**Do this:** Scan the entries below and extract each line with the word "from" in it.

:: Data extract

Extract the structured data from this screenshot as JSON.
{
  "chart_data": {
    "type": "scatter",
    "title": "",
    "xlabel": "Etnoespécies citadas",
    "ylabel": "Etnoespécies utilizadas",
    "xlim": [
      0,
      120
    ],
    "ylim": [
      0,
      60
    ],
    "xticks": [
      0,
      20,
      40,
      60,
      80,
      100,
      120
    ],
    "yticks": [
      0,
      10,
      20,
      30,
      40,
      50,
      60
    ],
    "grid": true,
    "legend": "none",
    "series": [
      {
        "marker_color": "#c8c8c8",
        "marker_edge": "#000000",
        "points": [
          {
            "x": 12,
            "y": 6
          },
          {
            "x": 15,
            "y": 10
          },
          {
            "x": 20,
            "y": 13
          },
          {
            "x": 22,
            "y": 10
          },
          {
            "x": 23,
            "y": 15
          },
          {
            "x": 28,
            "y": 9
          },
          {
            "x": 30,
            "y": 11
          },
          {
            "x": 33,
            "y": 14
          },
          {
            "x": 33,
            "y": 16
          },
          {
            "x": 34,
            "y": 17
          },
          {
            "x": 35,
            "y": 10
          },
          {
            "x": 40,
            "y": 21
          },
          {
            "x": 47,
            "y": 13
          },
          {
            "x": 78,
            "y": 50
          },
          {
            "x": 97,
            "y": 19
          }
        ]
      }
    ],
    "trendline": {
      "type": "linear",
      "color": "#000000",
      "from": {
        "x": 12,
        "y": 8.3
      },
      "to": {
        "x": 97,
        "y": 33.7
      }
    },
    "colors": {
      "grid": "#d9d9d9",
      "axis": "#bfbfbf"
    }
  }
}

::::

**Correct response:**
Extract the structured data from this screenshot as JSON.
      "from": {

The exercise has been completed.